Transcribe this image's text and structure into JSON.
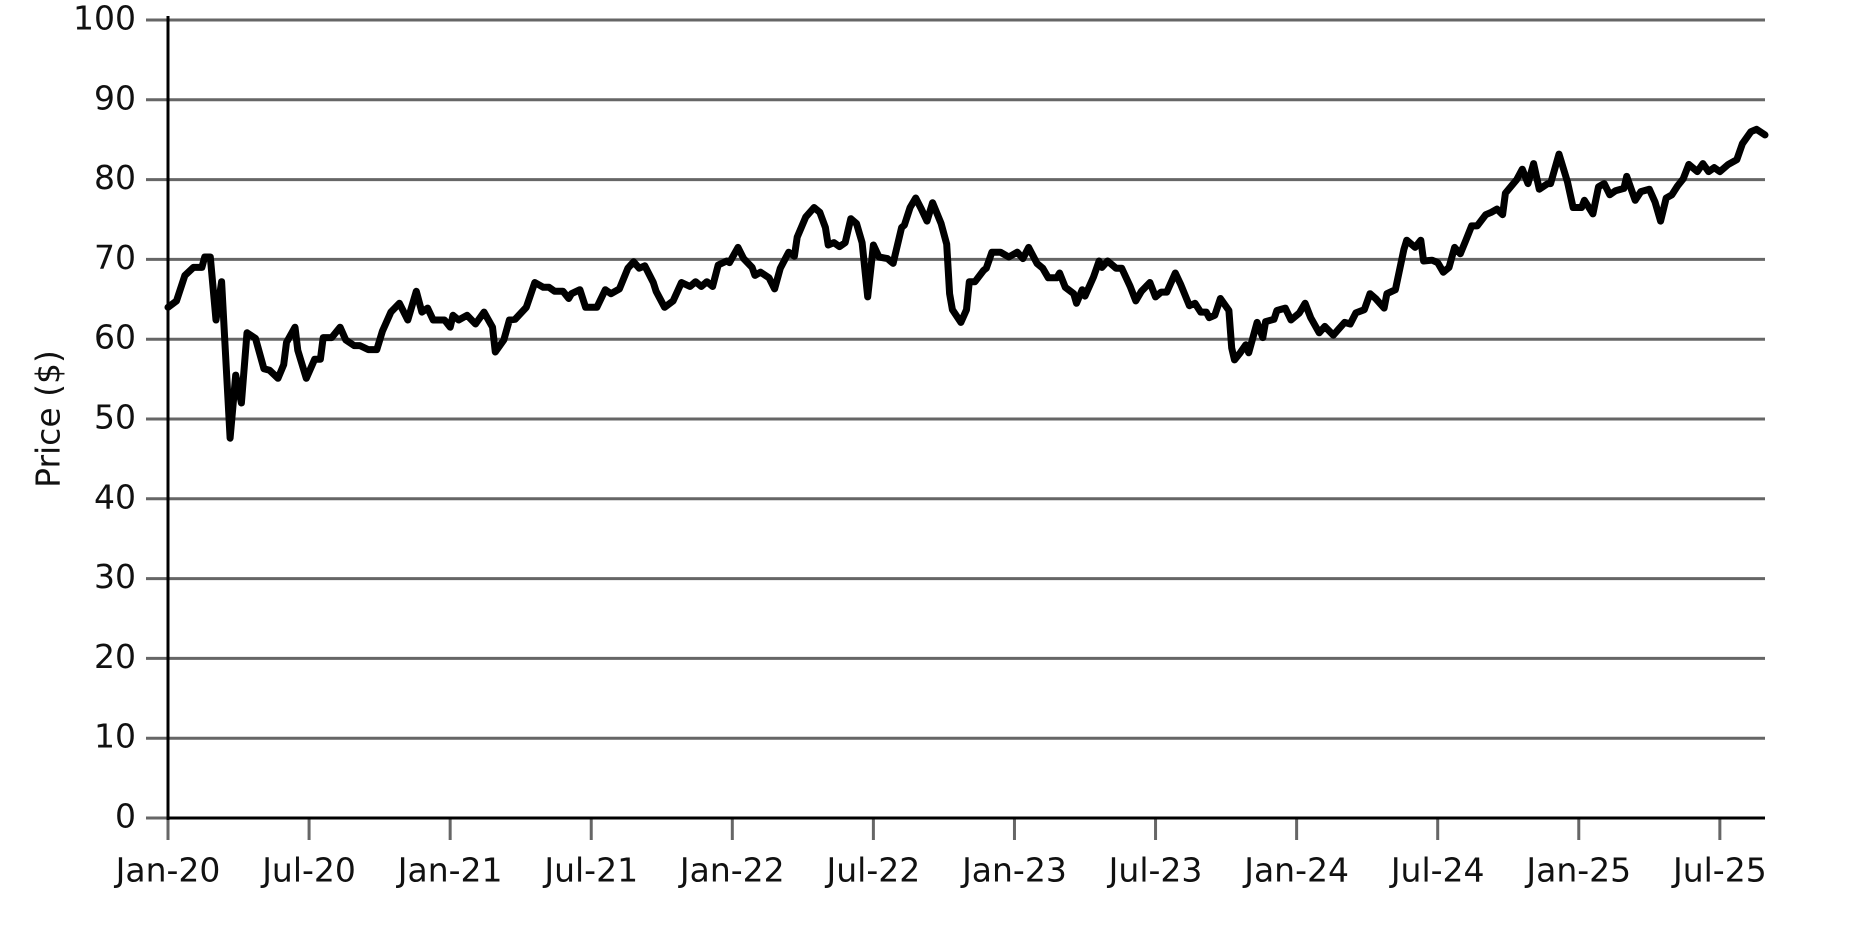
{
  "chart_data": {
    "type": "line",
    "y_label": "Price ($)",
    "x": [
      2020.0,
      2020.03,
      2020.06,
      2020.09,
      2020.12,
      2020.13,
      2020.15,
      2020.17,
      2020.19,
      2020.22,
      2020.24,
      2020.26,
      2020.28,
      2020.31,
      2020.34,
      2020.36,
      2020.39,
      2020.41,
      2020.42,
      2020.45,
      2020.46,
      2020.49,
      2020.52,
      2020.54,
      2020.55,
      2020.58,
      2020.61,
      2020.63,
      2020.66,
      2020.68,
      2020.71,
      2020.74,
      2020.76,
      2020.79,
      2020.82,
      2020.85,
      2020.88,
      2020.9,
      2020.92,
      2020.94,
      2020.98,
      2021.0,
      2021.01,
      2021.03,
      2021.06,
      2021.09,
      2021.12,
      2021.15,
      2021.16,
      2021.19,
      2021.21,
      2021.23,
      2021.27,
      2021.3,
      2021.33,
      2021.35,
      2021.37,
      2021.4,
      2021.42,
      2021.43,
      2021.46,
      2021.48,
      2021.52,
      2021.55,
      2021.57,
      2021.6,
      2021.63,
      2021.65,
      2021.67,
      2021.69,
      2021.72,
      2021.73,
      2021.76,
      2021.79,
      2021.82,
      2021.85,
      2021.87,
      2021.89,
      2021.91,
      2021.93,
      2021.95,
      2021.98,
      2021.99,
      2022.02,
      2022.04,
      2022.07,
      2022.08,
      2022.1,
      2022.13,
      2022.15,
      2022.17,
      2022.2,
      2022.22,
      2022.23,
      2022.26,
      2022.29,
      2022.31,
      2022.33,
      2022.34,
      2022.36,
      2022.38,
      2022.4,
      2022.42,
      2022.44,
      2022.46,
      2022.48,
      2022.5,
      2022.52,
      2022.55,
      2022.57,
      2022.6,
      2022.61,
      2022.63,
      2022.65,
      2022.67,
      2022.69,
      2022.71,
      2022.74,
      2022.76,
      2022.77,
      2022.78,
      2022.81,
      2022.83,
      2022.84,
      2022.86,
      2022.89,
      2022.9,
      2022.92,
      2022.95,
      2022.98,
      2023.01,
      2023.03,
      2023.05,
      2023.08,
      2023.1,
      2023.12,
      2023.15,
      2023.16,
      2023.18,
      2023.21,
      2023.22,
      2023.24,
      2023.25,
      2023.28,
      2023.3,
      2023.31,
      2023.33,
      2023.36,
      2023.38,
      2023.41,
      2023.43,
      2023.45,
      2023.48,
      2023.5,
      2023.52,
      2023.54,
      2023.57,
      2023.59,
      2023.62,
      2023.64,
      2023.66,
      2023.68,
      2023.69,
      2023.71,
      2023.73,
      2023.76,
      2023.77,
      2023.78,
      2023.8,
      2023.82,
      2023.83,
      2023.86,
      2023.88,
      2023.89,
      2023.92,
      2023.93,
      2023.96,
      2023.98,
      2024.01,
      2024.03,
      2024.05,
      2024.08,
      2024.1,
      2024.13,
      2024.15,
      2024.17,
      2024.19,
      2024.21,
      2024.24,
      2024.26,
      2024.28,
      2024.31,
      2024.32,
      2024.35,
      2024.38,
      2024.39,
      2024.42,
      2024.44,
      2024.45,
      2024.48,
      2024.5,
      2024.52,
      2024.54,
      2024.56,
      2024.58,
      2024.6,
      2024.62,
      2024.64,
      2024.67,
      2024.69,
      2024.71,
      2024.73,
      2024.74,
      2024.78,
      2024.8,
      2024.82,
      2024.84,
      2024.86,
      2024.89,
      2024.9,
      2024.93,
      2024.96,
      2024.98,
      2025.01,
      2025.02,
      2025.05,
      2025.07,
      2025.09,
      2025.11,
      2025.13,
      2025.16,
      2025.17,
      2025.2,
      2025.22,
      2025.25,
      2025.27,
      2025.29,
      2025.31,
      2025.33,
      2025.35,
      2025.37,
      2025.39,
      2025.42,
      2025.44,
      2025.46,
      2025.48,
      2025.5,
      2025.53,
      2025.56,
      2025.58,
      2025.61,
      2025.63,
      2025.66
    ],
    "values": [
      64.0,
      64.8,
      68,
      69,
      69,
      70.3,
      70.3,
      62.4,
      67.2,
      47.6,
      55.5,
      52,
      60.8,
      60.1,
      56.3,
      56.1,
      55.1,
      56.8,
      59.6,
      61.5,
      58.6,
      55.1,
      57.5,
      57.5,
      60.2,
      60.2,
      61.5,
      59.9,
      59.2,
      59.2,
      58.7,
      58.7,
      61,
      63.4,
      64.5,
      62.4,
      66,
      63.4,
      63.9,
      62.4,
      62.4,
      61.5,
      63,
      62.4,
      63,
      61.9,
      63.4,
      61.5,
      58.4,
      59.9,
      62.4,
      62.5,
      64,
      67.1,
      66.5,
      66.5,
      66,
      66,
      65.1,
      65.7,
      66.2,
      64,
      64,
      66.2,
      65.7,
      66.3,
      68.9,
      69.7,
      68.9,
      69.2,
      67.1,
      66,
      64,
      64.8,
      67.1,
      66.6,
      67.2,
      66.6,
      67.2,
      66.6,
      69.3,
      69.8,
      69.6,
      71.5,
      70.1,
      69,
      68,
      68.4,
      67.7,
      66.3,
      68.9,
      70.9,
      70.4,
      72.8,
      75.3,
      76.5,
      75.9,
      74,
      71.8,
      72.1,
      71.6,
      72.1,
      75.1,
      74.5,
      72.1,
      65.3,
      71.8,
      70.3,
      70.1,
      69.5,
      74,
      74.3,
      76.5,
      77.7,
      76.3,
      74.8,
      77.1,
      74.5,
      71.9,
      65.7,
      63.7,
      62.1,
      63.7,
      67.2,
      67.2,
      68.6,
      68.9,
      70.9,
      70.9,
      70.3,
      70.9,
      70.1,
      71.5,
      69.5,
      68.9,
      67.7,
      67.7,
      68.3,
      66.5,
      65.7,
      64.5,
      66.2,
      65.4,
      67.8,
      69.8,
      69,
      69.8,
      68.9,
      68.9,
      66.6,
      64.8,
      66,
      67.1,
      65.3,
      65.9,
      65.9,
      68.3,
      66.8,
      64.2,
      64.5,
      63.4,
      63.4,
      62.7,
      63,
      65.1,
      63.6,
      58.9,
      57.4,
      58.3,
      59.3,
      58.3,
      62.1,
      60.2,
      62.2,
      62.5,
      63.6,
      63.9,
      62.4,
      63.3,
      64.5,
      62.7,
      60.8,
      61.6,
      60.5,
      61.3,
      62.1,
      61.9,
      63.3,
      63.7,
      65.7,
      65.1,
      63.9,
      65.7,
      66.2,
      71.2,
      72.4,
      71.5,
      72.4,
      69.8,
      69.9,
      69.6,
      68.4,
      69,
      71.5,
      70.7,
      72.4,
      74.2,
      74.2,
      75.6,
      75.9,
      76.3,
      75.6,
      78.3,
      80,
      81.3,
      79.5,
      82,
      78.8,
      79.5,
      79.5,
      83.2,
      79.7,
      76.5,
      76.5,
      77.4,
      75.7,
      79.1,
      79.5,
      78.1,
      78.6,
      78.9,
      80.4,
      77.4,
      78.5,
      78.8,
      77.2,
      74.8,
      77.7,
      78.1,
      79.2,
      80.1,
      81.9,
      81,
      82,
      81,
      81.5,
      81,
      81.9,
      82.5,
      84.5,
      86,
      86.3,
      85.6
    ],
    "color": "#000000",
    "xlim": [
      2020,
      2025.66
    ],
    "xticks": [
      {
        "value": 2020,
        "label": "Jan-20"
      },
      {
        "value": 2020.5,
        "label": "Jul-20"
      },
      {
        "value": 2021,
        "label": "Jan-21"
      },
      {
        "value": 2021.5,
        "label": "Jul-21"
      },
      {
        "value": 2022,
        "label": "Jan-22"
      },
      {
        "value": 2022.5,
        "label": "Jul-22"
      },
      {
        "value": 2023,
        "label": "Jan-23"
      },
      {
        "value": 2023.5,
        "label": "Jul-23"
      },
      {
        "value": 2024,
        "label": "Jan-24"
      },
      {
        "value": 2024.5,
        "label": "Jul-24"
      },
      {
        "value": 2025,
        "label": "Jan-25"
      },
      {
        "value": 2025.5,
        "label": "Jul-25"
      }
    ],
    "ylim": [
      0,
      100
    ],
    "yticks": [
      0,
      10,
      20,
      30,
      40,
      50,
      60,
      70,
      80,
      90,
      100
    ],
    "grid": true
  }
}
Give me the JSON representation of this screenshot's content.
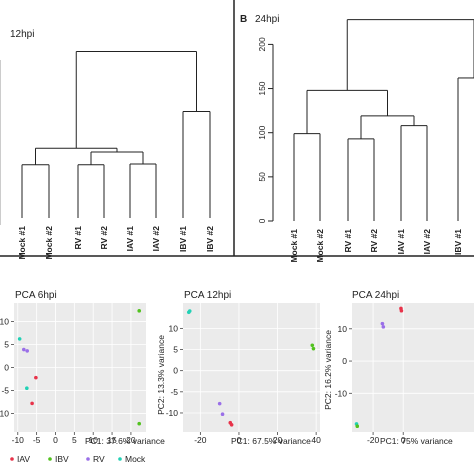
{
  "colors": {
    "iav": "#e8334a",
    "ibv": "#52c21f",
    "rv": "#9a6fe8",
    "mock": "#22d1b5",
    "tree": "#222222",
    "pca_bg": "#ebebeb",
    "grid": "#ffffff"
  },
  "chart_data": [
    {
      "type": "dendrogram",
      "title": "12hpi",
      "panel_letter": "",
      "leaves": [
        {
          "label": "Mock #1",
          "group": "mock"
        },
        {
          "label": "Mock #2",
          "group": "mock"
        },
        {
          "label": "RV #1",
          "group": "rv"
        },
        {
          "label": "RV #2",
          "group": "rv"
        },
        {
          "label": "IAV #1",
          "group": "iav"
        },
        {
          "label": "IAV #2",
          "group": "iav"
        },
        {
          "label": "IBV #1",
          "group": "ibv"
        },
        {
          "label": "IBV #2",
          "group": "ibv"
        }
      ],
      "merges": [
        {
          "left": 0,
          "right": 1,
          "height": 71
        },
        {
          "left": 2,
          "right": 3,
          "height": 71
        },
        {
          "left": 4,
          "right": 5,
          "height": 72
        },
        {
          "left": -2,
          "right": -3,
          "height": 88
        },
        {
          "left": -1,
          "right": -4,
          "height": 93
        },
        {
          "left": 6,
          "right": 7,
          "height": 142
        },
        {
          "left": -5,
          "right": -6,
          "height": 222
        }
      ],
      "ylim": [
        0,
        230
      ]
    },
    {
      "type": "dendrogram",
      "title": "24hpi",
      "panel_letter": "B",
      "yticks": [
        0,
        50,
        100,
        150,
        200
      ],
      "ylim": [
        0,
        230
      ],
      "leaves": [
        {
          "label": "Mock #1",
          "group": "mock"
        },
        {
          "label": "Mock #2",
          "group": "mock"
        },
        {
          "label": "RV #1",
          "group": "rv"
        },
        {
          "label": "RV #2",
          "group": "rv"
        },
        {
          "label": "IAV #1",
          "group": "iav"
        },
        {
          "label": "IAV #2",
          "group": "iav"
        },
        {
          "label": "IBV #1",
          "group": "ibv"
        }
      ],
      "merges": [
        {
          "left": 0,
          "right": 1,
          "height": 99
        },
        {
          "left": 2,
          "right": 3,
          "height": 93
        },
        {
          "left": 4,
          "right": 5,
          "height": 108
        },
        {
          "left": -2,
          "right": -3,
          "height": 119
        },
        {
          "left": -1,
          "right": -4,
          "height": 148
        },
        {
          "left": -5,
          "right": 6,
          "height": 228
        }
      ]
    },
    {
      "type": "scatter",
      "title": "PCA 6hpi",
      "xlabel": "PC1: 37.6% variance",
      "ylabel": "",
      "xlim": [
        -11,
        24
      ],
      "ylim": [
        -14,
        14
      ],
      "xticks": [
        -10,
        -5,
        0,
        5,
        10,
        15,
        20
      ],
      "yticks": [
        10,
        5,
        0,
        -5,
        -10
      ],
      "points": [
        {
          "x": -9.5,
          "y": 6.2,
          "group": "mock"
        },
        {
          "x": -8.4,
          "y": 3.9,
          "group": "rv"
        },
        {
          "x": -7.5,
          "y": 3.6,
          "group": "rv"
        },
        {
          "x": -7.6,
          "y": -4.5,
          "group": "mock"
        },
        {
          "x": -5.2,
          "y": -2.2,
          "group": "iav"
        },
        {
          "x": -6.2,
          "y": -7.8,
          "group": "iav"
        },
        {
          "x": 22.2,
          "y": 12.3,
          "group": "ibv"
        },
        {
          "x": 22.2,
          "y": -12.2,
          "group": "ibv"
        }
      ]
    },
    {
      "type": "scatter",
      "title": "PCA 12hpi",
      "xlabel": "PC1: 67.5% variance",
      "ylabel": "PC2: 13.3% variance",
      "xlim": [
        -29,
        42
      ],
      "ylim": [
        -14.5,
        16
      ],
      "xticks": [
        -20,
        0,
        20,
        40
      ],
      "yticks": [
        10,
        5,
        0,
        -5,
        -10
      ],
      "points": [
        {
          "x": -25.5,
          "y": 14.1,
          "group": "mock"
        },
        {
          "x": -26.0,
          "y": 13.8,
          "group": "mock"
        },
        {
          "x": -10.0,
          "y": -7.8,
          "group": "rv"
        },
        {
          "x": -8.5,
          "y": -10.3,
          "group": "rv"
        },
        {
          "x": -4.5,
          "y": -12.3,
          "group": "iav"
        },
        {
          "x": -3.8,
          "y": -12.8,
          "group": "iav"
        },
        {
          "x": 38.0,
          "y": 6.0,
          "group": "ibv"
        },
        {
          "x": 38.6,
          "y": 5.2,
          "group": "ibv"
        }
      ]
    },
    {
      "type": "scatter",
      "title": "PCA 24hpi",
      "xlabel": "PC1: 75% variance",
      "ylabel": "PC2: 16.2% variance",
      "xlim": [
        -34,
        47
      ],
      "ylim": [
        -22,
        18
      ],
      "xticks": [
        -20,
        0
      ],
      "yticks": [
        10,
        0,
        -10
      ],
      "points": [
        {
          "x": -31.0,
          "y": -19.5,
          "group": "mock"
        },
        {
          "x": -30.5,
          "y": -20.2,
          "group": "ibv"
        },
        {
          "x": -13.8,
          "y": 11.6,
          "group": "rv"
        },
        {
          "x": -13.2,
          "y": 10.6,
          "group": "rv"
        },
        {
          "x": -1.5,
          "y": 16.3,
          "group": "iav"
        },
        {
          "x": -1.2,
          "y": 15.6,
          "group": "iav"
        }
      ]
    }
  ],
  "legend": {
    "items": [
      {
        "label": "IAV",
        "group": "iav"
      },
      {
        "label": "IBV",
        "group": "ibv"
      },
      {
        "label": "RV",
        "group": "rv"
      },
      {
        "label": "Mock",
        "group": "mock"
      }
    ]
  }
}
○ ○ ○ ○
### DIRECTIVE
Each line holding the word "JSON" counts once; report the total and nothing else.

### THE RESPONSE
2